DOCUMENT TEXT:
..........

The late involvement of the UNHCR and the policy of the Royal Thai Government have affected the way that this long-standing refugee situation has been handled. Usually, under UNHCR supervision, refugees would be given temporary asylum in a second country (in this case Thailand). If the situation in their home country did not improve over time and did not have the potential to change in the near future, rendering repatriation too dangerous, the next plan would be to consider the refugees for either formal integration into the asylum society or resettlement in a third country. While there are no set time limits for how long refugee camps can or should exist under the U.N. Convention, camps under UNHCR supervision have never held refugees as long as the ones living along the Thailand-Burma border have been held, without the options of integration or resettlement. It is an open secret that the plight of the refugees has been highly influenced by the desire to maintain political and economic relations between Burma’s governing body, the State Peace and Development Council (SPDC), and the Royal Thai Government, the latter quietly tolerating the presence of the refugees for over two decades with the hope that they could be repatriated.

“It was always thought the refugees would go back to Burma. Whereas now, the situation in Burma continues to look bleak and it is unlikely that there will be any large-scale [repatriation] in the near future,” says Thompson.

It has only been since 2004 that Thailand has changed its policies to allow resettlement.

A chance for a new home

Life in the camps is an uncertain monotony. Guards and barbed wire are only the physical barriers to the Karen’s self-determined future. Inside the camps, education is available only through the tenth grade, with no prospect for formal higher education. While young children attend school, often teenagers stay at home and help around the house. With few concrete possibilities open to them, many get married and start families at an early age. Boredom and depression are inevitable. The lucky ones who are able to finish school can try to find jobs within the camps, usually as teachers or health workers. But the environment is invariably the same.

..........

DATA SHOWN:
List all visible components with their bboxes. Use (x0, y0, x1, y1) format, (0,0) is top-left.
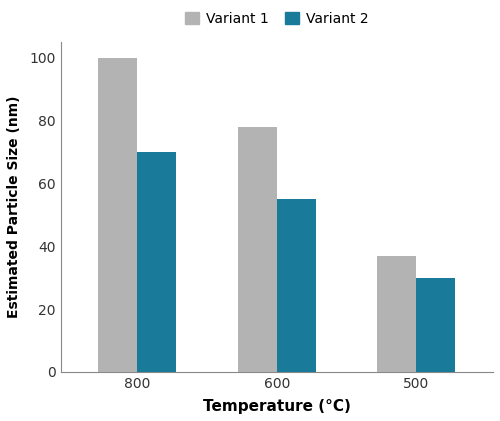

..........

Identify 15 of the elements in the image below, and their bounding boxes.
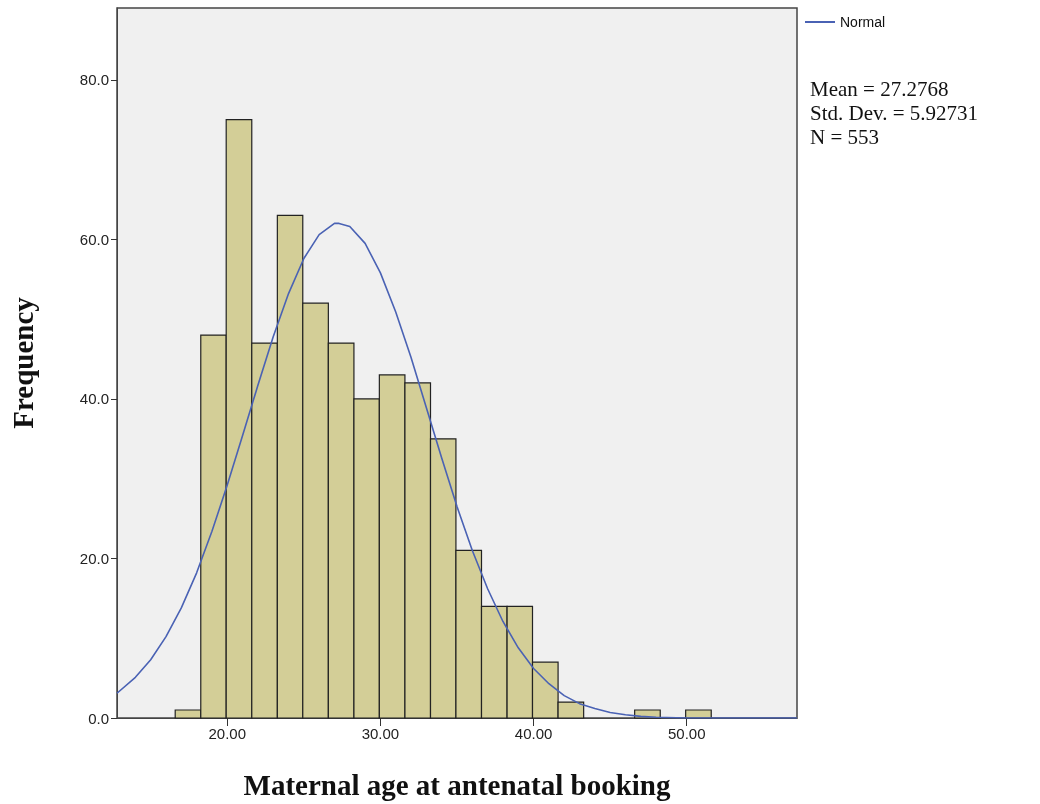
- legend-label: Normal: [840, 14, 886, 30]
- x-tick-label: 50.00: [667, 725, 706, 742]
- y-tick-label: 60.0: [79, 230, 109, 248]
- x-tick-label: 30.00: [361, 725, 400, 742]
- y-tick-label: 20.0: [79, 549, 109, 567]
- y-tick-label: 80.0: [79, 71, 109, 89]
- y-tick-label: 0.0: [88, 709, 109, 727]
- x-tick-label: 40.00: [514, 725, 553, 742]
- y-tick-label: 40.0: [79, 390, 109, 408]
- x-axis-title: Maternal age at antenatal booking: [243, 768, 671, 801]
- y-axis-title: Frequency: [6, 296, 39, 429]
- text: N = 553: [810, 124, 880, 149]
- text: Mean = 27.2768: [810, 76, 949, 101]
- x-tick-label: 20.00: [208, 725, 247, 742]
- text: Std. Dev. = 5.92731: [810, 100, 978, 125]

..........

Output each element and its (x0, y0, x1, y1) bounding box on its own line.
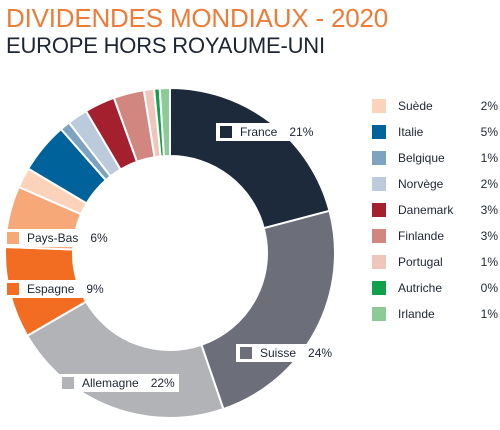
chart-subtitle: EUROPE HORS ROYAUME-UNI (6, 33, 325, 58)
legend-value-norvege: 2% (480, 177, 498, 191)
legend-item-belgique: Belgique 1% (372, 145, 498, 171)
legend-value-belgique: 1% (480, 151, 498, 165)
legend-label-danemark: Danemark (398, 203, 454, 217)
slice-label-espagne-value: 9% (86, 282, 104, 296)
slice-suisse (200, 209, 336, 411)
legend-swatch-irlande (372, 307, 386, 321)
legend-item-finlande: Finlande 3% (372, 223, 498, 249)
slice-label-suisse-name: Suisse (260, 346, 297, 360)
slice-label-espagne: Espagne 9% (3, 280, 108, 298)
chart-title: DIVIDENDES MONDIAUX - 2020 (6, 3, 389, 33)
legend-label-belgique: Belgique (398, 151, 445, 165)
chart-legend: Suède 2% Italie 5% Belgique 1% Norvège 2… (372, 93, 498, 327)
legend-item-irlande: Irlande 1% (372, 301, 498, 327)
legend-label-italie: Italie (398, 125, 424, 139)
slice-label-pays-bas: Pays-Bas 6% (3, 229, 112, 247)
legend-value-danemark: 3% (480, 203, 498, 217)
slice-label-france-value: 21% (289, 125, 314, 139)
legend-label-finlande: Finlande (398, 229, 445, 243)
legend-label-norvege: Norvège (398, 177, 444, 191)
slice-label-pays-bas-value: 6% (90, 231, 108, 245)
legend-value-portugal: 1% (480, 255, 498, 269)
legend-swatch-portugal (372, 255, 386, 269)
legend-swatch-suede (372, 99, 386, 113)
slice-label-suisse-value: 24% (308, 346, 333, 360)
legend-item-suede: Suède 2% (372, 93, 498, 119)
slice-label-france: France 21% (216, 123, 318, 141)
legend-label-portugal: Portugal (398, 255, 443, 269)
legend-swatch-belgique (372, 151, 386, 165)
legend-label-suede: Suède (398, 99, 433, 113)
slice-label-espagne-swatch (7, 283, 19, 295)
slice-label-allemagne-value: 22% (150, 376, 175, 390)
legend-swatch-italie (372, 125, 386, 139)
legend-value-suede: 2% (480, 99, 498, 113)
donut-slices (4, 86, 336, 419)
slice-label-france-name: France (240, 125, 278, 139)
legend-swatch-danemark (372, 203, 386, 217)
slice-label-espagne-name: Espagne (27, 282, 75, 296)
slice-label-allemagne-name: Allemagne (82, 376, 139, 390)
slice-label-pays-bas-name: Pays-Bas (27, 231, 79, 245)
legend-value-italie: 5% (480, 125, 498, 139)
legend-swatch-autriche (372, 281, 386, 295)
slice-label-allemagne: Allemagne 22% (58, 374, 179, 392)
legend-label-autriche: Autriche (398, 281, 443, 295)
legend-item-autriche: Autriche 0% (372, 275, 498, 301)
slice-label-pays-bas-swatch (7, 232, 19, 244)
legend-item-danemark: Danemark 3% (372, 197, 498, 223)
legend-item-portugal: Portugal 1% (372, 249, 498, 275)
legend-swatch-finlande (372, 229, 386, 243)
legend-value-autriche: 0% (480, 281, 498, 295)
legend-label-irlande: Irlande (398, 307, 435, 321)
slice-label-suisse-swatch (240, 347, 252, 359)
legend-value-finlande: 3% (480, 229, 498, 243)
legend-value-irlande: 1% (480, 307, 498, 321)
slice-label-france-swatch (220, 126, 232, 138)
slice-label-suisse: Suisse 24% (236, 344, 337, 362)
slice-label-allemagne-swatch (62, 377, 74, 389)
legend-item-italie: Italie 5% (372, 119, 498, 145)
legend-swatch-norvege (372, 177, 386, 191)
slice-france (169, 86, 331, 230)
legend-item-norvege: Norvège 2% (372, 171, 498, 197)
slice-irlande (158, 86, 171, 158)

..........

GIVEN TASK:
Render this sentence from the text on refugees along the Thailand-Burma border in Spanish: "It has only been since 2004 that Thailand has changed its policies to allow resettlement." The items have no connection to the text.

CORRECT RESPONSE:
Solo desde 2004 Tailandia ha cambiado sus políticas para permitir el reasentamiento.